Here are some of the things Dr. K. has to say about VC blogs.

Venture Capital blogs are “filled with the blogging equivalent of white noise

He said “most venture capitalist blogs were insincere..”

For VCs, he said, “There's zero incentive to tell the truth.

There was this fun quote:

"The reason you see so many venture guys blogging is because they have time to do it. How many C.E.O.'s do you have blogging?"

Then there was the last line, after saying he got some criticism for a few things he wrote in his blog:

He declined to give specific examples of his gaffes. "I don't know that I'd want any of it in print," he said.

Yowsa, Dr. K, a little bee in that VC bonnet?

First, you should go read the entire article as I might have taken something out of context; go read make up your own mind, I could be wrong.  Second, take a quick look at Dr. K’s qualifications. He is not a lightweight so you might be better served to ignore me and listen to him.
+ + + + + + +
* _What you need to do_
From the blog post about venture capital blogs, list every quotation it attributes to Dr. K. The records that follow were drawn from a separate source and are unrelated to the blog post.

* _Dataset_
+ + + + + + +
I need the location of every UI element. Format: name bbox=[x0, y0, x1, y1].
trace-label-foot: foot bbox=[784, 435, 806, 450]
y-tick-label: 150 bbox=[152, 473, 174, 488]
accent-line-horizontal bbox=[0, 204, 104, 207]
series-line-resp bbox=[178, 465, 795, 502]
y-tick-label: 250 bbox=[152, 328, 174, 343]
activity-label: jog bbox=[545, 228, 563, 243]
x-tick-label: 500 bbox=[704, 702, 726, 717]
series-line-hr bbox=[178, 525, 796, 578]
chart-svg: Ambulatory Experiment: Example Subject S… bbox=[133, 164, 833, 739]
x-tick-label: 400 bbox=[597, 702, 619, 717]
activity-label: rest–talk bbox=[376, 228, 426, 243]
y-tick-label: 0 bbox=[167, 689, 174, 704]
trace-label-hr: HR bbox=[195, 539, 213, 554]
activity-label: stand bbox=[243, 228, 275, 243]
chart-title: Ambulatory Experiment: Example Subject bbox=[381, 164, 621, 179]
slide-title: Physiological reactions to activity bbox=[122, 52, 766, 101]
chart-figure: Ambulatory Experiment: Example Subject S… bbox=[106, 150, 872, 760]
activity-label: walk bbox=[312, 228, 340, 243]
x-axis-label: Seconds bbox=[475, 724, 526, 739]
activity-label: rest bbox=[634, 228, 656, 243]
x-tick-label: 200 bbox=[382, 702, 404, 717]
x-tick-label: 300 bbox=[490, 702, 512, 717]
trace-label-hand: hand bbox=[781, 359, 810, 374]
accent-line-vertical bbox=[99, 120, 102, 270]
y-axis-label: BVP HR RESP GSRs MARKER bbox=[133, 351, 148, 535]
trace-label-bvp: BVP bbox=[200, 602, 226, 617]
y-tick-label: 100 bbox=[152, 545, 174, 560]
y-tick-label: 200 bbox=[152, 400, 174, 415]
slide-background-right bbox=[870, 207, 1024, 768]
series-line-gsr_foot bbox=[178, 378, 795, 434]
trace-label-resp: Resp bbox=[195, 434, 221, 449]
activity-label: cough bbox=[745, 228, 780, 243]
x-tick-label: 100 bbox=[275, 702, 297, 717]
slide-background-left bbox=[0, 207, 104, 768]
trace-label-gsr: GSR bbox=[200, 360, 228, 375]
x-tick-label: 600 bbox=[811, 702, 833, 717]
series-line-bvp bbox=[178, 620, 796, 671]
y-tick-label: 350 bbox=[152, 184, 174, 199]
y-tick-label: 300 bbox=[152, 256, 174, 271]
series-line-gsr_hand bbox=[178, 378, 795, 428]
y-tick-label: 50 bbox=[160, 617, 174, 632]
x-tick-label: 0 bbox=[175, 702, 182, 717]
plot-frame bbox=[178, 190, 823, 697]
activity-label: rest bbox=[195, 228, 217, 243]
+ + + + + + +
* _Exercise result_
- "filled with the blogging equivalent of white noise"
- "most venture capitalist blogs were insincere"
- "There's zero incentive to tell the truth."
- "The reason you see so many venture guys blogging is because they have time to do it. How many C.E.O.'s do you have blogging?"
- "I don't know that I'd want any of it in print"